— begin Data lines —

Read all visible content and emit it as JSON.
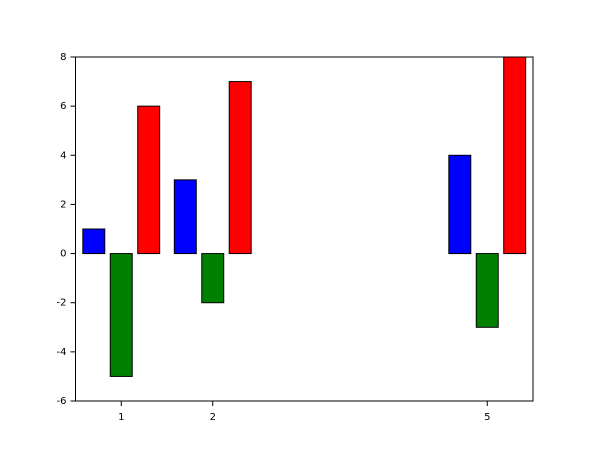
{
  "chart_data": {
    "type": "bar",
    "x": [
      1,
      2,
      5
    ],
    "series": [
      {
        "color": "#0000ff",
        "values": [
          1,
          3,
          4
        ]
      },
      {
        "color": "#008000",
        "values": [
          -5,
          -2,
          -3
        ]
      },
      {
        "color": "#ff0000",
        "values": [
          6,
          7,
          8
        ]
      }
    ],
    "xlim": [
      0.5,
      5.5
    ],
    "xticks": [
      1,
      2,
      5
    ],
    "ylim": [
      -6,
      8
    ],
    "yticks": [
      -6,
      -4,
      -2,
      0,
      2,
      4,
      6,
      8
    ]
  }
}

— end Data lines —

Quote the material word for word, dropping any images it holds.

Read all visible content and emit it as JSON.
{
  "chart_data": {
    "type": "bar",
    "x": [
      1,
      2,
      5
    ],
    "series": [
      {
        "color": "#0000ff",
        "values": [
          1,
          3,
          4
        ]
      },
      {
        "color": "#008000",
        "values": [
          -5,
          -2,
          -3
        ]
      },
      {
        "color": "#ff0000",
        "values": [
          6,
          7,
          8
        ]
      }
    ],
    "xlim": [
      0.5,
      5.5
    ],
    "xticks": [
      1,
      2,
      5
    ],
    "ylim": [
      -6,
      8
    ],
    "yticks": [
      -6,
      -4,
      -2,
      0,
      2,
      4,
      6,
      8
    ]
  }
}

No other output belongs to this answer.